> [TASK]:
List each line in which the string "document" appears.

> [EXTRACTED RECORDS]:
==*==

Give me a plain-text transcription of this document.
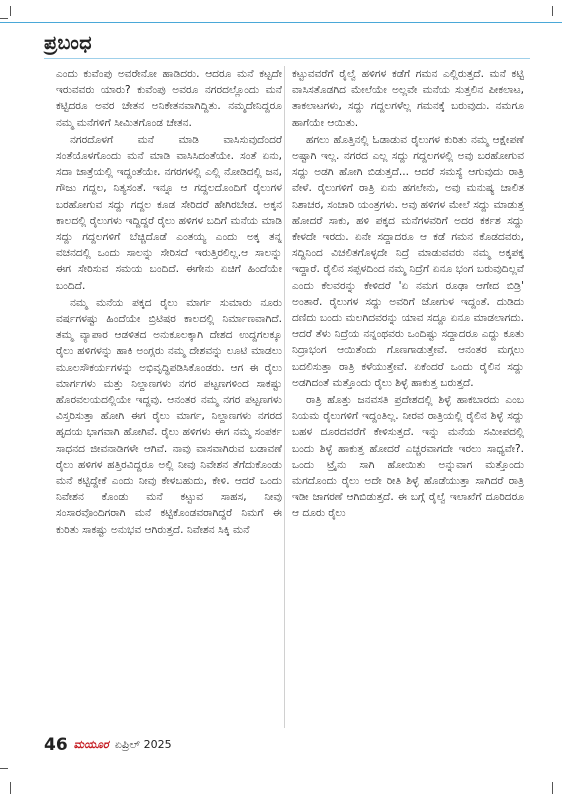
ಪ್ರಬಂಧ

ಎಂದು ಕುವೆಂಪು ಅವರೇನೋ ಹಾಡಿದರು. ಆದರೂ ಮನೆ ಕಟ್ಟದೇ ಇರುವವರು ಯಾರು? ಕುವೆಂಪು ಅವರೂ ನಗರದಲ್ಲೊಂದು ಮನೆ ಕಟ್ಟಿದರೂ ಅವರ ಚೇತನ ಅನಿಕೇತನವಾಗಿದ್ದಿತು. ನಮ್ಮದೇನಿದ್ದರೂ ನಮ್ಮ ಮನೆಗಳಿಗೆ ಸೀಮಿತಗೊಂಡ ಚೇತನ.

ನಗರದೊಳಗೆ ಮನೆ ಮಾಡಿ ವಾಸಿಸುವುದೆಂದರೆ ಸಂತೆಯೊಳಗೊಂದು ಮನೆ ಮಾಡಿ ವಾಸಿಸಿದಂತೆಯೇ. ಸಂತೆ ಏನು, ಸದಾ ಜಾತ್ರೆಯಲ್ಲಿ ಇದ್ದಂತೆಯೇ. ನಗರಗಳಲ್ಲಿ ಎಲ್ಲಿ ನೋಡಿದಲ್ಲಿ ಜನ, ಗೌಜು ಗದ್ದಲ, ನಿತ್ಯಸಂತೆ. ಇನ್ನೂ ಆ ಗದ್ದಲದೊಂದಿಗೆ ರೈಲುಗಳ ಬರಹೋಗುವ ಸದ್ದು ಗದ್ದಲ ಕೂಡ ಸೇರಿದರೆ ಹೇಗಿರಬೇಡ. ಅಕ್ಕನ ಕಾಲದಲ್ಲಿ ರೈಲುಗಳು ಇದ್ದಿದ್ದರೆ ರೈಲು ಹಳಿಗಳ ಬದಿಗೆ ಮನೆಯ ಮಾಡಿ ಸದ್ದು ಗದ್ದಲಗಳಿಗೆ ಬೆಚ್ಚಿದೊಡೆ ಎಂತಯ್ಯ ಎಂದು ಅಕ್ಕ ತನ್ನ ವಚನದಲ್ಲಿ ಒಂದು ಸಾಲನ್ನು ಸೇರಿಸದೆ ಇರುತ್ತಿರಲಿಲ್ಲ.ಆ ಸಾಲನ್ನು ಈಗ ಸೇರಿಸುವ ಸಮಯ ಬಂದಿದೆ. ಈಗೇನು ಏಚಿಗೆ ಹಿಂದೆಯೇ ಬಂದಿದೆ.

ನಮ್ಮ ಮನೆಯ ಪಕ್ಕದ ರೈಲು ಮಾರ್ಗ ಸುಮಾರು ನೂರು ವರ್ಷಗಳಷ್ಟು ಹಿಂದೆಯೇ ಬ್ರಿಟಿಷರ ಕಾಲದಲ್ಲಿ ನಿರ್ಮಾಣವಾಗಿದೆ. ತಮ್ಮ ವ್ಯಾಪಾರ ಆಡಳಿತದ ಅನುಕೂಲಕ್ಕಾಗಿ ದೇಶದ ಉದ್ದಗಲಕ್ಕೂ ರೈಲು ಹಳಿಗಳನ್ನು ಹಾಕಿ ಅಂಗ್ಲರು ನಮ್ಮ ದೇಶವನ್ನು ಲೂಟಿ ಮಾಡಲು ಮೂಲಸೌಕರ್ಯಗಳನ್ನು ಅಭಿವೃದ್ಧಿಪಡಿಸಿಕೊಂಡರು. ಆಗ ಈ ರೈಲು ಮಾರ್ಗಗಳು ಮತ್ತು ನಿಲ್ದಾಣಗಳು ನಗರ ಪಟ್ಟಣಗಳಿಂದ ಸಾಕಷ್ಟು ಹೊರವಲಯದಲ್ಲಿಯೇ ಇದ್ದವು. ಆನಂತರ ನಮ್ಮ ನಗರ ಪಟ್ಟಣಗಳು ವಿಸ್ತರಿಸುತ್ತಾ ಹೋಗಿ ಈಗ ರೈಲು ಮಾರ್ಗ, ನಿಲ್ದಾಣಗಳು ನಗರದ ಹೃದಯ ಭಾಗವಾಗಿ ಹೋಗಿವೆ. ರೈಲು ಹಳಿಗಳು ಈಗ ನಮ್ಮ ಸಂಪರ್ಕ ಸಾಧನದ ಜೀವನಾಡಿಗಳೇ ಆಗಿವೆ. ನಾವು ವಾಸವಾಗಿರುವ ಬಡಾವಣೆ ರೈಲು ಹಳಿಗಳ ಹತ್ತಿರವಿದ್ದರೂ ಅಲ್ಲಿ ನೀವು ನಿವೇಶನ ತೆಗೆದುಕೊಂಡು ಮನೆ ಕಟ್ಟಿದ್ದೇಕೆ ಎಂದು ನೀವು ಕೇಳಬಹುದು, ಕೇಳಿ. ಆದರೆ ಒಂದು ನಿವೇಶನ ಕೊಂಡು ಮನೆ ಕಟ್ಟುವ ಸಾಹಸ, ನೀವು ಸಂಸಾರವೊಂದಿಗರಾಗಿ ಮನೆ ಕಟ್ಟಿಕೊಂಡವರಾಗಿದ್ದರೆ ನಿಮಗೆ ಈ ಕುರಿತು ಸಾಕಷ್ಟು ಅನುಭವ ಆಗಿರುತ್ತದೆ. ನಿವೇಶನ ಸಿಕ್ಕಿ ಮನೆ

ಕಟ್ಟುವವರೆಗೆ ರೈಲ್ವೆ ಹಳಿಗಳ ಕಡೆಗೆ ಗಮನ ಎಲ್ಲಿರುತ್ತದೆ. ಮನೆ ಕಟ್ಟಿ ವಾಸಿಸತೊಡಗಿದ ಮೇಲೆಯೇ ಅಲ್ಲವೇ ಮನೆಯ ಸುತ್ತಲಿನ ಪೀಕಲಾಟ, ತಾಕಲಾಟಗಳು, ಸದ್ದು ಗದ್ದಲಗಳೆಲ್ಲ ಗಮನಕ್ಕೆ ಬರುವುದು. ನಮಗೂ ಹಾಗೆಯೇ ಆಯಿತು.

ಹಗಲು ಹೊತ್ತಿನಲ್ಲಿ ಓಡಾಡುವ ರೈಲುಗಳ ಕುರಿತು ನಮ್ಮ ಆಕ್ಷೇಪಣೆ ಅಷ್ಟಾಗಿ ಇಲ್ಲ. ನಗರದ ಎಲ್ಲ ಸದ್ದು ಗದ್ದಲಗಳಲ್ಲಿ ಅವು ಬರಹೋಗುವ ಸದ್ದು ಅಡಗಿ ಹೋಗಿ ಬಿಡುತ್ತದೆ... ಆದರೆ ಸಮಸ್ಯೆ ಆಗುವುದು ರಾತ್ರಿ ವೇಳೆ. ರೈಲುಗಳಿಗೆ ರಾತ್ರಿ ಏನು ಹಗಲೇನು, ಅವು ಮನುಷ್ಯ ಚಾಲಿತ ನಿಶಾಚರ, ಸಂಚಾರಿ ಯಂತ್ರಗಳು. ಅವು ಹಳಿಗಳ ಮೇಲೆ ಸದ್ದು ಮಾಡುತ್ತ ಹೋದರೆ ಸಾಕು, ಹಳಿ ಪಕ್ಕದ ಮನೆಗಳವರಿಗೆ ಅದರ ಕರ್ಕಶ ಸದ್ದು ಕೇಳದೇ ಇರದು. ಏನೇ ಸದ್ದಾದರೂ ಆ ಕಡೆ ಗಮನ ಕೊಡದವರು, ಸದ್ದಿನಿಂದ ವಿಚಲಿತಗೊಳ್ಳದೇ ನಿದ್ರೆ ಮಾಡುವವರು ನಮ್ಮ ಅಕ್ಕಪಕ್ಕ ಇದ್ದಾರೆ. ರೈಲಿನ ಸಪ್ಪಳದಿಂದ ನಮ್ಮ ನಿದ್ರೆಗೆ ಏನೂ ಭಂಗ ಬರುವುದಿಲ್ಲವೆ ಎಂದು ಕೆಲವರನ್ನು ಕೇಳಿದರೆ 'ಏ ನಮಗ ರೂಢಾ ಆಗೇದ ಬಿಡ್ರಿ' ಅಂತಾರೆ. ರೈಲುಗಳ ಸದ್ದು ಅವರಿಗೆ ಜೋಗುಳ ಇದ್ದಂತೆ. ದುಡಿದು ದಣಿದು ಬಂದು ಮಲಗಿದವರನ್ನು ಯಾವ ಸದ್ದೂ ಏನೂ ಮಾಡಲಾಗದು. ಆದರೆ ತೆಳು ನಿದ್ರೆಯ ನನ್ನಂಥವರು ಒಂದಿಷ್ಟು ಸದ್ದಾದರೂ ಎದ್ದು ಕೂತು ನಿದ್ರಾಭಂಗ ಆಯಿತೆಂದು ಗೊಣಗಾಡುತ್ತೇವೆ. ಆನಂತರ ಮಗ್ಗಲು ಬದಲಿಸುತ್ತಾ ರಾತ್ರಿ ಕಳೆಯುತ್ತೇವೆ. ಏಕೆಂದರೆ ಒಂದು ರೈಲಿನ ಸದ್ದು ಅಡಗಿದಂತೆ ಮತ್ತೊಂದು ರೈಲು ಶಿಳ್ಳೆ ಹಾಕುತ್ತ ಬರುತ್ತದೆ.

ರಾತ್ರಿ ಹೊತ್ತು ಜನವಸತಿ ಪ್ರದೇಶದಲ್ಲಿ ಶಿಳ್ಳೆ ಹಾಕಬಾರದು ಎಂಬ ನಿಯಮ ರೈಲುಗಳಿಗೆ ಇದ್ದಂತಿಲ್ಲ. ನೀರವ ರಾತ್ರಿಯಲ್ಲಿ ರೈಲಿನ ಶಿಳ್ಳೆ ಸದ್ದು ಬಹಳ ದೂರದವರೆಗೆ ಕೇಳಿಸುತ್ತದೆ. ಇನ್ನು ಮನೆಯ ಸಮೀಪದಲ್ಲಿ ಬಂದು ಶಿಳ್ಳೆ ಹಾಕುತ್ತ ಹೋದರೆ ಎಚ್ಚರವಾಗದೇ ಇರಲು ಸಾಧ್ಯವೇ?. ಒಂದು ಟ್ರೈನು ಸಾಗಿ ಹೋಯಿತು ಅನ್ನುವಾಗ ಮತ್ತೊಂದು ಮಗದೊಂದು ರೈಲು ಅದೇ ರೀತಿ ಶಿಳ್ಳೆ ಹೊಡೆಯುತ್ತಾ ಸಾಗಿದರೆ ರಾತ್ರಿ ಇಡೀ ಜಾಗರಣೆ ಆಗಿಬಿಡುತ್ತದೆ. ಈ ಬಗ್ಗೆ ರೈಲ್ವೆ ಇಲಾಖೆಗೆ ದೂರಿದರೂ ಆ ದೂರು ರೈಲು

46 ಮಯೂರ ಏಪ್ರಿಲ್ 2025
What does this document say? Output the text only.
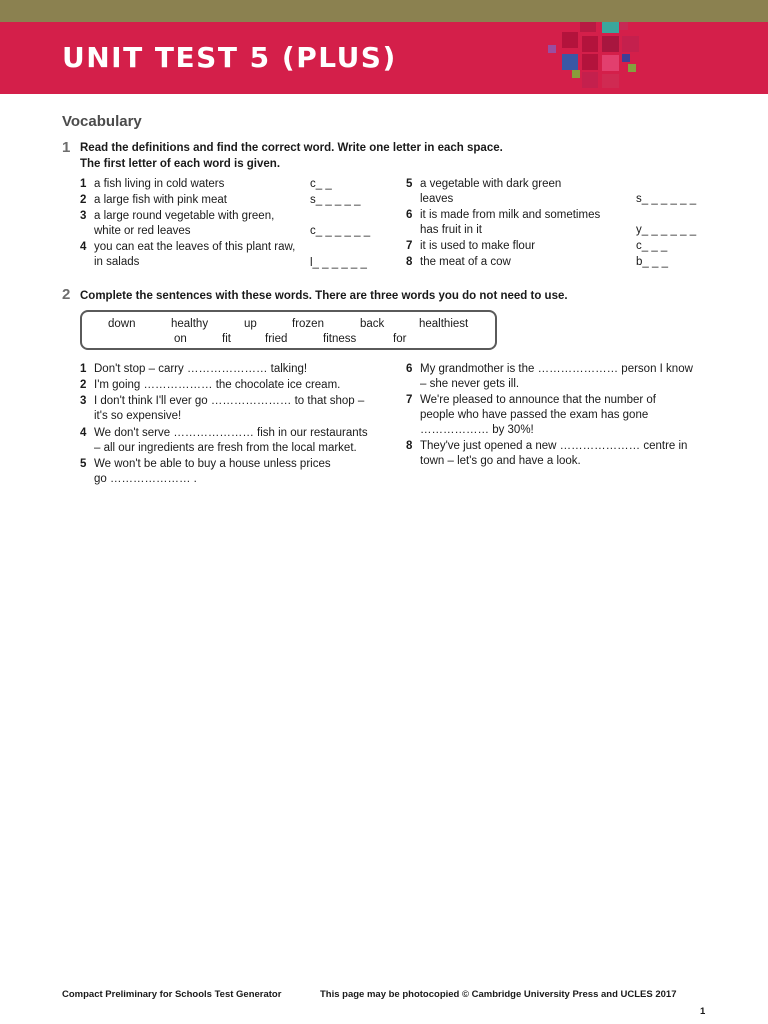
UNIT TEST 5 (PLUS)
Vocabulary
1 Read the definitions and find the correct word. Write one letter in each space.
The first letter of each word is given.

1 a fish living in cold waters	c_ _
2 a large fish with pink meat	s_ _ _ _ _
3 a large round vegetable with green,
white or red leaves	c_ _ _ _ _ _
4 you can eat the leaves of this plant raw,
in salads	l_ _ _ _ _ _
5 a vegetable with dark green
leaves	s_ _ _ _ _ _
6 it is made from milk and sometimes
has fruit in it	y_ _ _ _ _ _
7 it is used to make flour	c_ _ _
8 the meat of a cow	b_ _ _
2 Complete the sentences with these words. There are three words you do not need to use.

down	healthy	up	frozen	back	healthiest
on	fit	fried	fitness	for
1 Don't stop – carry ………………… talking!
2 I'm going ……………… the chocolate ice cream.
3 I don't think I'll ever go ………………… to that shop –
it's so expensive!
4 We don't serve ………………… fish in our restaurants
– all our ingredients are fresh from the local market.
5 We won't be able to buy a house unless prices
go ………………… .
6 My grandmother is the ………………… person I know
– she never gets ill.
7 We're pleased to announce that the number of
people who have passed the exam has gone
……………… by 30%!
8 They've just opened a new ………………… centre in
town – let's go and have a look.
Compact Preliminary for Schools Test Generator	This page may be photocopied © Cambridge University Press and UCLES 2017
1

==*==

> [WRITTEN RESPONSE]:
Give me a plain-text transcription of this document.
What does this document say? Output the text only.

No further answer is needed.